• [Records from a data source]
####################
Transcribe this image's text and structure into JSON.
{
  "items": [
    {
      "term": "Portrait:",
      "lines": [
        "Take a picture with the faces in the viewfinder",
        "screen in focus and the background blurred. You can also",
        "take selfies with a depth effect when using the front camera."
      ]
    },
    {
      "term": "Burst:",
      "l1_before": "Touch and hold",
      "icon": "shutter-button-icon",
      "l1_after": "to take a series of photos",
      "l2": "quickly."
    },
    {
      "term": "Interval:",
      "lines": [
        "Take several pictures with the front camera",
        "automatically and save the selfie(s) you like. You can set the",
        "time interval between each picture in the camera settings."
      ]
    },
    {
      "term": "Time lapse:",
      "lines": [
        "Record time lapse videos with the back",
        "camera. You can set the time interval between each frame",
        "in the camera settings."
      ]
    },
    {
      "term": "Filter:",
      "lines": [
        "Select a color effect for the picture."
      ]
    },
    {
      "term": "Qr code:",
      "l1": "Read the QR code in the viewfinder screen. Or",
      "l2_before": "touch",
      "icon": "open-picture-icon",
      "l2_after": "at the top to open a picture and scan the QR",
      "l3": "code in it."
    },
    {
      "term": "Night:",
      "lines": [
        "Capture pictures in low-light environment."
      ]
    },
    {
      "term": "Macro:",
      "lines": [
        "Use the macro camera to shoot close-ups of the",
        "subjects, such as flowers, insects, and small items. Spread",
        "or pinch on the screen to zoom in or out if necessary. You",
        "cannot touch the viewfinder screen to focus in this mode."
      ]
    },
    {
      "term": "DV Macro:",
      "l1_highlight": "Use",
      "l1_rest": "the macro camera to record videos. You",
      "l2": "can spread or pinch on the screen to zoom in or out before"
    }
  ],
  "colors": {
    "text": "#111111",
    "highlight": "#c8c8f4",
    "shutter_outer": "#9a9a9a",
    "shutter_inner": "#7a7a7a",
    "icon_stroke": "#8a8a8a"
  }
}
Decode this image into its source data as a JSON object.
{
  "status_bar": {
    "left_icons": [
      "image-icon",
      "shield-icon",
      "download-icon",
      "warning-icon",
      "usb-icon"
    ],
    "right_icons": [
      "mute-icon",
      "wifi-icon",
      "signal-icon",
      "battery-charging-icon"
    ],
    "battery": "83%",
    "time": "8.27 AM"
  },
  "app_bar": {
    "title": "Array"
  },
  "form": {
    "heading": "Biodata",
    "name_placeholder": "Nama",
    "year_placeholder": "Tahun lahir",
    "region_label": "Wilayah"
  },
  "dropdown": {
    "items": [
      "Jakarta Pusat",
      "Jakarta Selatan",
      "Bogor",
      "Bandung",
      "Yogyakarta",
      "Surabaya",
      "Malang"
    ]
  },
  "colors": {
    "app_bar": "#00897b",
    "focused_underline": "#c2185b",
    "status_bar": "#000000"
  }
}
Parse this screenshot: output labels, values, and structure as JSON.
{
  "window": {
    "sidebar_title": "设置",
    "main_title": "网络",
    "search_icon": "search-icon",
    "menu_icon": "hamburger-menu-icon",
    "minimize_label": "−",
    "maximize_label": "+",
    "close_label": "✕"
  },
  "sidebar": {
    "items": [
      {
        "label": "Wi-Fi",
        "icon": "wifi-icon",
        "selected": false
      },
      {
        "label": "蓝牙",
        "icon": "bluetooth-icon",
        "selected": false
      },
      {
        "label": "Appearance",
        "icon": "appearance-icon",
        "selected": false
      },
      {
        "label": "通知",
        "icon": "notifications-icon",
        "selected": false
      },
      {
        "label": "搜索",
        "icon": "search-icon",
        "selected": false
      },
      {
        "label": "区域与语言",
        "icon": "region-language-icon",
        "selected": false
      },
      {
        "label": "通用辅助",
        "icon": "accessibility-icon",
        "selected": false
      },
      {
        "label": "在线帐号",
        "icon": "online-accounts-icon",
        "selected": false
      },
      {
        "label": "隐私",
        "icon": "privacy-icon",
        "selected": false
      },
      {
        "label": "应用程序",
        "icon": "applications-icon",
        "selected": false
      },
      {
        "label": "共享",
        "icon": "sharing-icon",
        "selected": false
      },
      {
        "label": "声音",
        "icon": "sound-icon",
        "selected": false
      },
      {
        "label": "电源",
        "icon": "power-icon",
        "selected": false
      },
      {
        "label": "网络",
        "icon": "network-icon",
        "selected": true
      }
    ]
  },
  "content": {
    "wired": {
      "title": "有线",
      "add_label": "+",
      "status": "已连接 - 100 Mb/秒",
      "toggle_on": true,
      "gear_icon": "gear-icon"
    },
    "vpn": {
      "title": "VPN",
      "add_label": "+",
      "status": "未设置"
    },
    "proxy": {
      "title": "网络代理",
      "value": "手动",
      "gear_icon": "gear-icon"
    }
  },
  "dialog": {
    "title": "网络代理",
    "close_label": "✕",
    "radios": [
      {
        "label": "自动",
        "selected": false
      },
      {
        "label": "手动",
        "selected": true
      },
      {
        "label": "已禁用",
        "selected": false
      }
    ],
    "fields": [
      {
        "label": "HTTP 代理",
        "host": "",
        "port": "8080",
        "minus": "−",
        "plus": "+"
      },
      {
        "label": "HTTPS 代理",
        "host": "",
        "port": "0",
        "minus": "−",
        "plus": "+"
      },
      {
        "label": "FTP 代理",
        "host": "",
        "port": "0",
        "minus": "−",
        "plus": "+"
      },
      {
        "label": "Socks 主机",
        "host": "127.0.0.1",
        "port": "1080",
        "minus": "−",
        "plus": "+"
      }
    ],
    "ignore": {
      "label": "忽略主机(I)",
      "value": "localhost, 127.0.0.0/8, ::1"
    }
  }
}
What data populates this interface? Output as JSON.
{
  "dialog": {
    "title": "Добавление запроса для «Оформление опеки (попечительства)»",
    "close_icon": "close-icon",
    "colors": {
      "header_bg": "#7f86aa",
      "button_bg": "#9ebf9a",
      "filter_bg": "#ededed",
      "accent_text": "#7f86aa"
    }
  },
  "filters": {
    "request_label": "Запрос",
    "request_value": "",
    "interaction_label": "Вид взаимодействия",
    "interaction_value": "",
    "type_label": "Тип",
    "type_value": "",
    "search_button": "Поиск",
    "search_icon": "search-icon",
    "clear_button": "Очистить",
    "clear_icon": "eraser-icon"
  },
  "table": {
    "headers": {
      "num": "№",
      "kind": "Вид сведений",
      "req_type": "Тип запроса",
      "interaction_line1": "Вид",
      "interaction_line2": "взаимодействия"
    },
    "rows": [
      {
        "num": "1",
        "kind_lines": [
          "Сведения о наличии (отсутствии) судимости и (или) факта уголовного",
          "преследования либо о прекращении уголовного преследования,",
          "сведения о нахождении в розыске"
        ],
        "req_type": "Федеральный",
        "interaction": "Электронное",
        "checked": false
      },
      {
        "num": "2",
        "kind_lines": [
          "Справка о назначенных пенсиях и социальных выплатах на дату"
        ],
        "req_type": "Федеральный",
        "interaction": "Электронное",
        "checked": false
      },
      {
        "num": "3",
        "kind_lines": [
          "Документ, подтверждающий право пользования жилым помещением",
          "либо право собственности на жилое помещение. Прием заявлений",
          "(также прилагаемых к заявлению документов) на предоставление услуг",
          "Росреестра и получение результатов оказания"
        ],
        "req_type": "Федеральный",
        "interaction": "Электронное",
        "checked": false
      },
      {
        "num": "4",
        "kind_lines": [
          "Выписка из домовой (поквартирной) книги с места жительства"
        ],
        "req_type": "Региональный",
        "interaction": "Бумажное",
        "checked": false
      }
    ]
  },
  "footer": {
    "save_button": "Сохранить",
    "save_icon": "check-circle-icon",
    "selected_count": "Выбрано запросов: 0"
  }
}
####################
• [Your goal] Write the material out again word for word.

• [Expected answer]
Transcribe this image's text and structure into JSON.
{
  "items": [
    {
      "term": "Portrait:",
      "lines": [
        "Take a picture with the faces in the viewfinder",
        "screen in focus and the background blurred. You can also",
        "take selfies with a depth effect when using the front camera."
      ]
    },
    {
      "term": "Burst:",
      "l1_before": "Touch and hold",
      "icon": "shutter-button-icon",
      "l1_after": "to take a series of photos",
      "l2": "quickly."
    },
    {
      "term": "Interval:",
      "lines": [
        "Take several pictures with the front camera",
        "automatically and save the selfie(s) you like. You can set the",
        "time interval between each picture in the camera settings."
      ]
    },
    {
      "term": "Time lapse:",
      "lines": [
        "Record time lapse videos with the back",
        "camera. You can set the time interval between each frame",
        "in the camera settings."
      ]
    },
    {
      "term": "Filter:",
      "lines": [
        "Select a color effect for the picture."
      ]
    },
    {
      "term": "Qr code:",
      "l1": "Read the QR code in the viewfinder screen. Or",
      "l2_before": "touch",
      "icon": "open-picture-icon",
      "l2_after": "at the top to open a picture and scan the QR",
      "l3": "code in it."
    },
    {
      "term": "Night:",
      "lines": [
        "Capture pictures in low-light environment."
      ]
    },
    {
      "term": "Macro:",
      "lines": [
        "Use the macro camera to shoot close-ups of the",
        "subjects, such as flowers, insects, and small items. Spread",
        "or pinch on the screen to zoom in or out if necessary. You",
        "cannot touch the viewfinder screen to focus in this mode."
      ]
    },
    {
      "term": "DV Macro:",
      "l1_highlight": "Use",
      "l1_rest": "the macro camera to record videos. You",
      "l2": "can spread or pinch on the screen to zoom in or out before"
    }
  ],
  "colors": {
    "text": "#111111",
    "highlight": "#c8c8f4",
    "shutter_outer": "#9a9a9a",
    "shutter_inner": "#7a7a7a",
    "icon_stroke": "#8a8a8a"
  }
}
Decode this image into its source data as a JSON object.
{
  "status_bar": {
    "left_icons": [
      "image-icon",
      "shield-icon",
      "download-icon",
      "warning-icon",
      "usb-icon"
    ],
    "right_icons": [
      "mute-icon",
      "wifi-icon",
      "signal-icon",
      "battery-charging-icon"
    ],
    "battery": "83%",
    "time": "8.27 AM"
  },
  "app_bar": {
    "title": "Array"
  },
  "form": {
    "heading": "Biodata",
    "name_placeholder": "Nama",
    "year_placeholder": "Tahun lahir",
    "region_label": "Wilayah"
  },
  "dropdown": {
    "items": [
      "Jakarta Pusat",
      "Jakarta Selatan",
      "Bogor",
      "Bandung",
      "Yogyakarta",
      "Surabaya",
      "Malang"
    ]
  },
  "colors": {
    "app_bar": "#00897b",
    "focused_underline": "#c2185b",
    "status_bar": "#000000"
  }
}
Parse this screenshot: output labels, values, and structure as JSON.
{
  "window": {
    "sidebar_title": "设置",
    "main_title": "网络",
    "search_icon": "search-icon",
    "menu_icon": "hamburger-menu-icon",
    "minimize_label": "−",
    "maximize_label": "+",
    "close_label": "✕"
  },
  "sidebar": {
    "items": [
      {
        "label": "Wi-Fi",
        "icon": "wifi-icon",
        "selected": false
      },
      {
        "label": "蓝牙",
        "icon": "bluetooth-icon",
        "selected": false
      },
      {
        "label": "Appearance",
        "icon": "appearance-icon",
        "selected": false
      },
      {
        "label": "通知",
        "icon": "notifications-icon",
        "selected": false
      },
      {
        "label": "搜索",
        "icon": "search-icon",
        "selected": false
      },
      {
        "label": "区域与语言",
        "icon": "region-language-icon",
        "selected": false
      },
      {
        "label": "通用辅助",
        "icon": "accessibility-icon",
        "selected": false
      },
      {
        "label": "在线帐号",
        "icon": "online-accounts-icon",
        "selected": false
      },
      {
        "label": "隐私",
        "icon": "privacy-icon",
        "selected": false
      },
      {
        "label": "应用程序",
        "icon": "applications-icon",
        "selected": false
      },
      {
        "label": "共享",
        "icon": "sharing-icon",
        "selected": false
      },
      {
        "label": "声音",
        "icon": "sound-icon",
        "selected": false
      },
      {
        "label": "电源",
        "icon": "power-icon",
        "selected": false
      },
      {
        "label": "网络",
        "icon": "network-icon",
        "selected": true
      }
    ]
  },
  "content": {
    "wired": {
      "title": "有线",
      "add_label": "+",
      "status": "已连接 - 100 Mb/秒",
      "toggle_on": true,
      "gear_icon": "gear-icon"
    },
    "vpn": {
      "title": "VPN",
      "add_label": "+",
      "status": "未设置"
    },
    "proxy": {
      "title": "网络代理",
      "value": "手动",
      "gear_icon": "gear-icon"
    }
  },
  "dialog": {
    "title": "网络代理",
    "close_label": "✕",
    "radios": [
      {
        "label": "自动",
        "selected": false
      },
      {
        "label": "手动",
        "selected": true
      },
      {
        "label": "已禁用",
        "selected": false
      }
    ],
    "fields": [
      {
        "label": "HTTP 代理",
        "host": "",
        "port": "8080",
        "minus": "−",
        "plus": "+"
      },
      {
        "label": "HTTPS 代理",
        "host": "",
        "port": "0",
        "minus": "−",
        "plus": "+"
      },
      {
        "label": "FTP 代理",
        "host": "",
        "port": "0",
        "minus": "−",
        "plus": "+"
      },
      {
        "label": "Socks 主机",
        "host": "127.0.0.1",
        "port": "1080",
        "minus": "−",
        "plus": "+"
      }
    ],
    "ignore": {
      "label": "忽略主机(I)",
      "value": "localhost, 127.0.0.0/8, ::1"
    }
  }
}
What data populates this interface? Output as JSON.
{
  "dialog": {
    "title": "Добавление запроса для «Оформление опеки (попечительства)»",
    "close_icon": "close-icon",
    "colors": {
      "header_bg": "#7f86aa",
      "button_bg": "#9ebf9a",
      "filter_bg": "#ededed",
      "accent_text": "#7f86aa"
    }
  },
  "filters": {
    "request_label": "Запрос",
    "request_value": "",
    "interaction_label": "Вид взаимодействия",
    "interaction_value": "",
    "type_label": "Тип",
    "type_value": "",
    "search_button": "Поиск",
    "search_icon": "search-icon",
    "clear_button": "Очистить",
    "clear_icon": "eraser-icon"
  },
  "table": {
    "headers": {
      "num": "№",
      "kind": "Вид сведений",
      "req_type": "Тип запроса",
      "interaction_line1": "Вид",
      "interaction_line2": "взаимодействия"
    },
    "rows": [
      {
        "num": "1",
        "kind_lines": [
          "Сведения о наличии (отсутствии) судимости и (или) факта уголовного",
          "преследования либо о прекращении уголовного преследования,",
          "сведения о нахождении в розыске"
        ],
        "req_type": "Федеральный",
        "interaction": "Электронное",
        "checked": false
      },
      {
        "num": "2",
        "kind_lines": [
          "Справка о назначенных пенсиях и социальных выплатах на дату"
        ],
        "req_type": "Федеральный",
        "interaction": "Электронное",
        "checked": false
      },
      {
        "num": "3",
        "kind_lines": [
          "Документ, подтверждающий право пользования жилым помещением",
          "либо право собственности на жилое помещение. Прием заявлений",
          "(также прилагаемых к заявлению документов) на предоставление услуг",
          "Росреестра и получение результатов оказания"
        ],
        "req_type": "Федеральный",
        "interaction": "Электронное",
        "checked": false
      },
      {
        "num": "4",
        "kind_lines": [
          "Выписка из домовой (поквартирной) книги с места жительства"
        ],
        "req_type": "Региональный",
        "interaction": "Бумажное",
        "checked": false
      }
    ]
  },
  "footer": {
    "save_button": "Сохранить",
    "save_icon": "check-circle-icon",
    "selected_count": "Выбрано запросов: 0"
  }
}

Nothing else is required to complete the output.